___ Provided text


    “Even though the NRC granted a 20-year life extension to the Kewaunee Power Station in Wisconsin, its owner decided to shutter the plant anyway. This is just one of several recent industry moves that show nuclear power has entered a new phase in the United States, one in which market forces challenge the economic viability even of existing nuclear plants, while making new reactors hopelessly unattractive as investments. Bradford writes. In this new phase, some operating nuclear plants will be unable to compete with the cheaper power produced by coal, gas, and renewable sources. Financial markets will continue to shy away from funding new nuclear plants. And, Bradford writes, as existing reactors run out their licensed lifetimes, nuclear power will, likely, simply . . . disappear. Absent an extremely large injection of government funding or further life extensions, the reactors currently operating are going to end their licensed lifetimes between now and the late 2050s, he concludes. They will become part of an economics-driven US nuclear phase-out a couple of decades behind the government-led nuclear exit in Germany.”

    Concentrated Solar Power (CSP) and Molten Salt Storage are both proven technologies that harvest modern sunlight from the only truly safe nuclear reactor known to humankind – the one that we spin around at a distance of 93 million miles and that pours down on our planet thousands of times the energy we need. Our planet’s magnetic field and atmosphere shield us from its harmful effects, and we merely need to act to use the bounty it provides.

    The barriers against CSP aren’t technical, resource-based, or even financial – the only barriers that exist are political. Those political barriers manifest most obviously in irrational government subsidies of fossil energy (which continue only as a result of the undue influence of existing moneyed interests vested in fossil technologies), and more subtly in the enormous hidden subsidy of externalized costs that allow fossil energy to falsely appear economically viable in competition with renewables.

    There are other barriers, of course, such as all those wrapped up in the nature of our current habits and infrastructure. Yet, as we saw with the adoption of the microwave and the cellphone, and the migration of women into the workforce, popular paradigms can shift with surprising speed.

    That fragile structure we call civilization is hanging in the balance, and our energy sources sit at the fulcrum. We may well stubbornly persist in our toxic, extractive and extortive use of ancient sunlight, and watch political instability spin into global conflict with unparalleled lethality, while Mother Nature forcefully and increasingly demonstrates just how small we really are. I don’t recommend that strategy.

______
___ Entries shown

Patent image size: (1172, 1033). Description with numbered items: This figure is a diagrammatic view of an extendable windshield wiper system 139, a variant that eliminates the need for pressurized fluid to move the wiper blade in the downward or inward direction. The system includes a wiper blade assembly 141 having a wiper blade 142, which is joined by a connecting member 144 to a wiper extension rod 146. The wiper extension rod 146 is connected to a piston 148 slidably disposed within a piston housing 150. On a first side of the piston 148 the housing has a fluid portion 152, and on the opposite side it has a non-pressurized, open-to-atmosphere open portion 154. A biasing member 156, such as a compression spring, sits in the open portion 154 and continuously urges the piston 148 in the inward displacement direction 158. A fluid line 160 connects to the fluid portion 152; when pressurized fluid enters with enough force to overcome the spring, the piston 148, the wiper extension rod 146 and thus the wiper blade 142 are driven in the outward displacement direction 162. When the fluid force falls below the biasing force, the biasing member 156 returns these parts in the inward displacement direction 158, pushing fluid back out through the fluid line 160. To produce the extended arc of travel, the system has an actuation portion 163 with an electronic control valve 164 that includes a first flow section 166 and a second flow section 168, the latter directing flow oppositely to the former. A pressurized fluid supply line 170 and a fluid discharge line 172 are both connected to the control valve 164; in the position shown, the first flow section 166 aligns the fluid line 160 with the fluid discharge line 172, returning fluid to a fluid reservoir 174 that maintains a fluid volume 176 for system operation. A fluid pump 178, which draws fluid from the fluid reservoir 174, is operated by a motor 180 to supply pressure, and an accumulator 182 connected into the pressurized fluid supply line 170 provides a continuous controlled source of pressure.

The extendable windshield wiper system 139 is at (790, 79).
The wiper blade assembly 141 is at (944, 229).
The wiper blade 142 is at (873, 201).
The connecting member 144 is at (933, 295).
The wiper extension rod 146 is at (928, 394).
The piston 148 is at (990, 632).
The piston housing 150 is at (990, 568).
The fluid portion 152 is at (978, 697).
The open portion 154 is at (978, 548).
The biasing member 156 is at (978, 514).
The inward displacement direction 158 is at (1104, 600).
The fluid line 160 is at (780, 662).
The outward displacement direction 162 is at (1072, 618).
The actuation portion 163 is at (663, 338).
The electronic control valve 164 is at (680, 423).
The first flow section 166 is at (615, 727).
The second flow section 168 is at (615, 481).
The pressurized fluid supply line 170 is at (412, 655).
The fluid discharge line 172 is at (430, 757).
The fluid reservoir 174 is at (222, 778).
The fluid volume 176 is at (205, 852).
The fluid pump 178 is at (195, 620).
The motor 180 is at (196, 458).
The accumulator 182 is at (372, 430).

______

Exercise set:
**1)** Duplicate the passage on nuclear and solar power word for word, starting at "Concentrated Solar Power" and ending at "bounty it provides.".
**2)** Answer these questions using the passage on nuclear and solar power:
(a) In which state is the Kewaunee Power Station located?
(b) By what point will the reactors now operating reach the end of their licensed lifetimes, according to Bradford's conclusion?
(c) At what distance from the planet is the sun, which the passage calls the only truly safe nuclear reactor?

Responses per task:
**1)**
Concentrated Solar Power (CSP) and Molten Salt Storage are both proven technologies that harvest modern sunlight from the only truly safe nuclear reactor known to humankind – the one that we spin around at a distance of 93 million miles and that pours down on our planet thousands of times the energy we need. Our planet’s magnetic field and atmosphere shield us from its harmful effects, and we merely need to act to use the bounty it provides.

**2)**
(a) Wisconsin
(b) The late 2050s
(c) 93 million miles